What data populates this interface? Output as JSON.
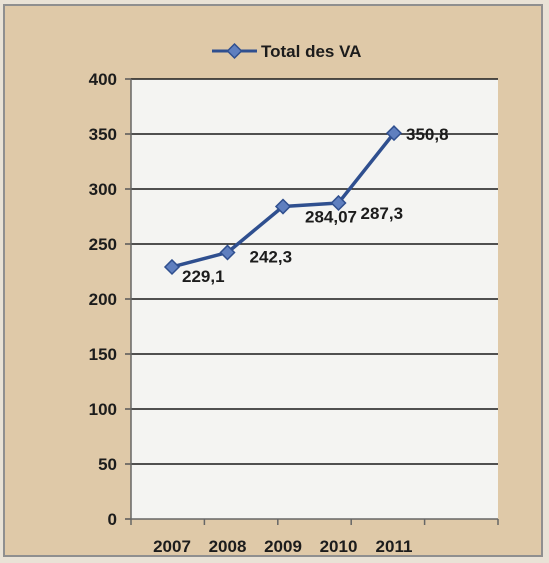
{
  "chart_data": {
    "type": "line",
    "categories": [
      "2007",
      "2008",
      "2009",
      "2010",
      "2011"
    ],
    "series": [
      {
        "name": "Total des VA",
        "values": [
          229.1,
          242.3,
          284.07,
          287.3,
          350.8
        ],
        "labels": [
          "229,1",
          "242,3",
          "284,07",
          "287,3",
          "350,8"
        ],
        "color": "#2f4f8f",
        "marker": "diamond"
      }
    ],
    "yticks": [
      "0",
      "50",
      "100",
      "150",
      "200",
      "250",
      "300",
      "350",
      "400"
    ],
    "ylim": [
      0,
      400
    ],
    "grid": true,
    "legend_position": "top"
  },
  "colors": {
    "frame_background": "#dfc9a8",
    "plot_background": "#f4f4f2",
    "gridline": "#1a1a1a",
    "line": "#2f4f8f",
    "marker_fill": "#5f7fbf"
  }
}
===
> **Your objective**: Reproduce the entries above exactly. Do not include the images.

> **Reply**:
What data populates this interface? Output as JSON.
{
  "chart_data": {
    "type": "line",
    "categories": [
      "2007",
      "2008",
      "2009",
      "2010",
      "2011"
    ],
    "series": [
      {
        "name": "Total des VA",
        "values": [
          229.1,
          242.3,
          284.07,
          287.3,
          350.8
        ],
        "labels": [
          "229,1",
          "242,3",
          "284,07",
          "287,3",
          "350,8"
        ],
        "color": "#2f4f8f",
        "marker": "diamond"
      }
    ],
    "yticks": [
      "0",
      "50",
      "100",
      "150",
      "200",
      "250",
      "300",
      "350",
      "400"
    ],
    "ylim": [
      0,
      400
    ],
    "grid": true,
    "legend_position": "top"
  },
  "colors": {
    "frame_background": "#dfc9a8",
    "plot_background": "#f4f4f2",
    "gridline": "#1a1a1a",
    "line": "#2f4f8f",
    "marker_fill": "#5f7fbf"
  }
}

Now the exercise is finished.